(Source records)
= = = = = = =
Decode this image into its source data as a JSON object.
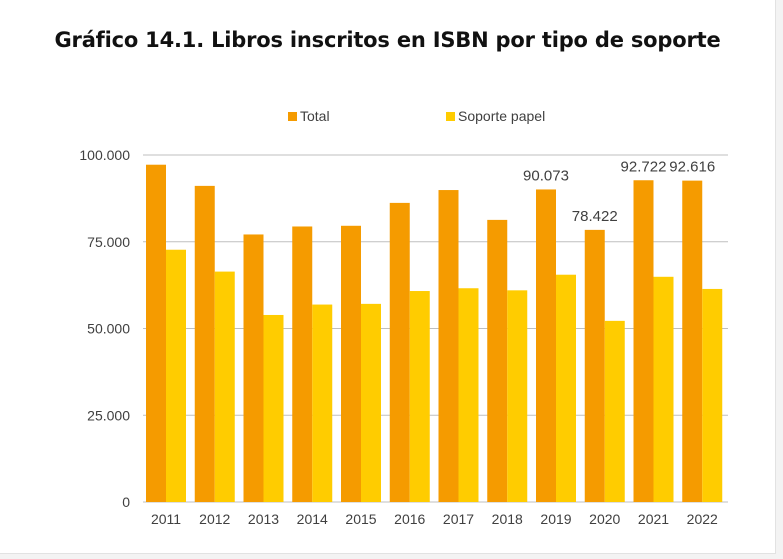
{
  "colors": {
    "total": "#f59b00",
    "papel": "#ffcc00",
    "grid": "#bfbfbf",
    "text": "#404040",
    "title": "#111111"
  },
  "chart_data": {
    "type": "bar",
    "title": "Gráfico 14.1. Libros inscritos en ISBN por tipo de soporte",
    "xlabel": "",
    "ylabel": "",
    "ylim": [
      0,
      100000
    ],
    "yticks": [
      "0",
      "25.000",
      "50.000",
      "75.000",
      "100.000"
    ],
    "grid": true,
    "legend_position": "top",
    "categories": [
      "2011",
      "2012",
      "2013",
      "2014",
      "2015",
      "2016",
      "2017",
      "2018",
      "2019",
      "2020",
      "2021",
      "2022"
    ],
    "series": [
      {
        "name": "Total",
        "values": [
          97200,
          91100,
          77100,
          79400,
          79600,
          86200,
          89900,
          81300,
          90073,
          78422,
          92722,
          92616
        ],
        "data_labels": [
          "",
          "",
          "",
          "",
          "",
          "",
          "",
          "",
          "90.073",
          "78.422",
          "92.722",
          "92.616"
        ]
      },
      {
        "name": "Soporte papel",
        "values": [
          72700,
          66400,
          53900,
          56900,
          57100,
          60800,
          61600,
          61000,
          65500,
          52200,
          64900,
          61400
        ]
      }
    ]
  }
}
= = = = = = =
Set down the material above as is, without any pictures.

Written solution:
Decode this image into its source data as a JSON object.
{
  "colors": {
    "total": "#f59b00",
    "papel": "#ffcc00",
    "grid": "#bfbfbf",
    "text": "#404040",
    "title": "#111111"
  },
  "chart_data": {
    "type": "bar",
    "title": "Gráfico 14.1. Libros inscritos en ISBN por tipo de soporte",
    "xlabel": "",
    "ylabel": "",
    "ylim": [
      0,
      100000
    ],
    "yticks": [
      "0",
      "25.000",
      "50.000",
      "75.000",
      "100.000"
    ],
    "grid": true,
    "legend_position": "top",
    "categories": [
      "2011",
      "2012",
      "2013",
      "2014",
      "2015",
      "2016",
      "2017",
      "2018",
      "2019",
      "2020",
      "2021",
      "2022"
    ],
    "series": [
      {
        "name": "Total",
        "values": [
          97200,
          91100,
          77100,
          79400,
          79600,
          86200,
          89900,
          81300,
          90073,
          78422,
          92722,
          92616
        ],
        "data_labels": [
          "",
          "",
          "",
          "",
          "",
          "",
          "",
          "",
          "90.073",
          "78.422",
          "92.722",
          "92.616"
        ]
      },
      {
        "name": "Soporte papel",
        "values": [
          72700,
          66400,
          53900,
          56900,
          57100,
          60800,
          61600,
          61000,
          65500,
          52200,
          64900,
          61400
        ]
      }
    ]
  }
}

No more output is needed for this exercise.